• **DO THIS**
Set the following entries down again exactly, line by line.

• **TASK INPUTS**
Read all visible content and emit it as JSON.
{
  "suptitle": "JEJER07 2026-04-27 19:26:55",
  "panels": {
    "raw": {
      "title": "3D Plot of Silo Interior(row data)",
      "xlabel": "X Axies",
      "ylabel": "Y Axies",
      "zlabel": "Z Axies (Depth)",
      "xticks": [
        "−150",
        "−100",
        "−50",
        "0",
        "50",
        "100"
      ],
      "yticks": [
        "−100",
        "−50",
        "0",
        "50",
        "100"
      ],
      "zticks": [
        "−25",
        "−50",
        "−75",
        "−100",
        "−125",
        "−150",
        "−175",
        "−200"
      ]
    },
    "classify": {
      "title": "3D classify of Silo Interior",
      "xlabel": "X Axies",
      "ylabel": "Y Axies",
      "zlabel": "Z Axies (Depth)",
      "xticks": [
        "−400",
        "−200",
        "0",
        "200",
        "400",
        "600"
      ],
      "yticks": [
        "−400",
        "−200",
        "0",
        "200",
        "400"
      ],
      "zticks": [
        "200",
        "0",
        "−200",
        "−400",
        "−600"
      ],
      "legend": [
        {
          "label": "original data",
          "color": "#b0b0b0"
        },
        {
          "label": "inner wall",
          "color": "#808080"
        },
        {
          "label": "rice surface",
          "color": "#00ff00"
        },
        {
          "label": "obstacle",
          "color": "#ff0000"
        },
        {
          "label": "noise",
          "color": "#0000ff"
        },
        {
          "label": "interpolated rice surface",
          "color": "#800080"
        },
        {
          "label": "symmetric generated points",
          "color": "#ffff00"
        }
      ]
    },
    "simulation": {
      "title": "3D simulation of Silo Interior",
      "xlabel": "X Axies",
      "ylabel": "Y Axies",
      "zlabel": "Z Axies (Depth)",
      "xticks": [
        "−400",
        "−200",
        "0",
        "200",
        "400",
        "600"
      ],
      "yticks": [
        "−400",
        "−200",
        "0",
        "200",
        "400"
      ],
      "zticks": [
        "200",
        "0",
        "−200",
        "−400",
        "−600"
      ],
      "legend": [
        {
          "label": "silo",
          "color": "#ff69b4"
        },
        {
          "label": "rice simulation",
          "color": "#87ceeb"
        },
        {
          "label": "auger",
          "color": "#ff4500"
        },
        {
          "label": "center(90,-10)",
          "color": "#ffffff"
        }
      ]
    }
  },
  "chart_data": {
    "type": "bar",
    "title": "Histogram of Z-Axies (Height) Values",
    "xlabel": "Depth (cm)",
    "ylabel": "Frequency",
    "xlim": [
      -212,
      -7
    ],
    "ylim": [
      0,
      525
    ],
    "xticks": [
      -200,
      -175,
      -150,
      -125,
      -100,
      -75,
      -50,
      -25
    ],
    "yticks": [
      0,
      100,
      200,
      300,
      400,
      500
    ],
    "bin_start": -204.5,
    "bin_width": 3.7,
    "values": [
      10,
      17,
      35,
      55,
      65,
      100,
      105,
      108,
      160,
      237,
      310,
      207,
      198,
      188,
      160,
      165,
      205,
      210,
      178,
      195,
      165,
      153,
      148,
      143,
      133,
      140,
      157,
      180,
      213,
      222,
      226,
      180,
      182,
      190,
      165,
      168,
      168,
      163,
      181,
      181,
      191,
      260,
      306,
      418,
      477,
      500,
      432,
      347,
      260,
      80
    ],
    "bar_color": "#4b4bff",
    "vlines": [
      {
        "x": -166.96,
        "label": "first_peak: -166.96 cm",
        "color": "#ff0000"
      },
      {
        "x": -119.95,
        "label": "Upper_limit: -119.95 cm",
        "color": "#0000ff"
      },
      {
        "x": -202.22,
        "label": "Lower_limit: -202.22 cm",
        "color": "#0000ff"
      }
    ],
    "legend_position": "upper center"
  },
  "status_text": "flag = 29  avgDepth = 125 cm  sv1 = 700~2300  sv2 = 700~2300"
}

• **EXERCISE RESPONSE**
Read all visible content and emit it as JSON.
{
  "suptitle": "JEJER07 2026-04-27 19:26:55",
  "panels": {
    "raw": {
      "title": "3D Plot of Silo Interior(row data)",
      "xlabel": "X Axies",
      "ylabel": "Y Axies",
      "zlabel": "Z Axies (Depth)",
      "xticks": [
        "−150",
        "−100",
        "−50",
        "0",
        "50",
        "100"
      ],
      "yticks": [
        "−100",
        "−50",
        "0",
        "50",
        "100"
      ],
      "zticks": [
        "−25",
        "−50",
        "−75",
        "−100",
        "−125",
        "−150",
        "−175",
        "−200"
      ]
    },
    "classify": {
      "title": "3D classify of Silo Interior",
      "xlabel": "X Axies",
      "ylabel": "Y Axies",
      "zlabel": "Z Axies (Depth)",
      "xticks": [
        "−400",
        "−200",
        "0",
        "200",
        "400",
        "600"
      ],
      "yticks": [
        "−400",
        "−200",
        "0",
        "200",
        "400"
      ],
      "zticks": [
        "200",
        "0",
        "−200",
        "−400",
        "−600"
      ],
      "legend": [
        {
          "label": "original data",
          "color": "#b0b0b0"
        },
        {
          "label": "inner wall",
          "color": "#808080"
        },
        {
          "label": "rice surface",
          "color": "#00ff00"
        },
        {
          "label": "obstacle",
          "color": "#ff0000"
        },
        {
          "label": "noise",
          "color": "#0000ff"
        },
        {
          "label": "interpolated rice surface",
          "color": "#800080"
        },
        {
          "label": "symmetric generated points",
          "color": "#ffff00"
        }
      ]
    },
    "simulation": {
      "title": "3D simulation of Silo Interior",
      "xlabel": "X Axies",
      "ylabel": "Y Axies",
      "zlabel": "Z Axies (Depth)",
      "xticks": [
        "−400",
        "−200",
        "0",
        "200",
        "400",
        "600"
      ],
      "yticks": [
        "−400",
        "−200",
        "0",
        "200",
        "400"
      ],
      "zticks": [
        "200",
        "0",
        "−200",
        "−400",
        "−600"
      ],
      "legend": [
        {
          "label": "silo",
          "color": "#ff69b4"
        },
        {
          "label": "rice simulation",
          "color": "#87ceeb"
        },
        {
          "label": "auger",
          "color": "#ff4500"
        },
        {
          "label": "center(90,-10)",
          "color": "#ffffff"
        }
      ]
    }
  },
  "chart_data": {
    "type": "bar",
    "title": "Histogram of Z-Axies (Height) Values",
    "xlabel": "Depth (cm)",
    "ylabel": "Frequency",
    "xlim": [
      -212,
      -7
    ],
    "ylim": [
      0,
      525
    ],
    "xticks": [
      -200,
      -175,
      -150,
      -125,
      -100,
      -75,
      -50,
      -25
    ],
    "yticks": [
      0,
      100,
      200,
      300,
      400,
      500
    ],
    "bin_start": -204.5,
    "bin_width": 3.7,
    "values": [
      10,
      17,
      35,
      55,
      65,
      100,
      105,
      108,
      160,
      237,
      310,
      207,
      198,
      188,
      160,
      165,
      205,
      210,
      178,
      195,
      165,
      153,
      148,
      143,
      133,
      140,
      157,
      180,
      213,
      222,
      226,
      180,
      182,
      190,
      165,
      168,
      168,
      163,
      181,
      181,
      191,
      260,
      306,
      418,
      477,
      500,
      432,
      347,
      260,
      80
    ],
    "bar_color": "#4b4bff",
    "vlines": [
      {
        "x": -166.96,
        "label": "first_peak: -166.96 cm",
        "color": "#ff0000"
      },
      {
        "x": -119.95,
        "label": "Upper_limit: -119.95 cm",
        "color": "#0000ff"
      },
      {
        "x": -202.22,
        "label": "Lower_limit: -202.22 cm",
        "color": "#0000ff"
      }
    ],
    "legend_position": "upper center"
  },
  "status_text": "flag = 29  avgDepth = 125 cm  sv1 = 700~2300  sv2 = 700~2300"
}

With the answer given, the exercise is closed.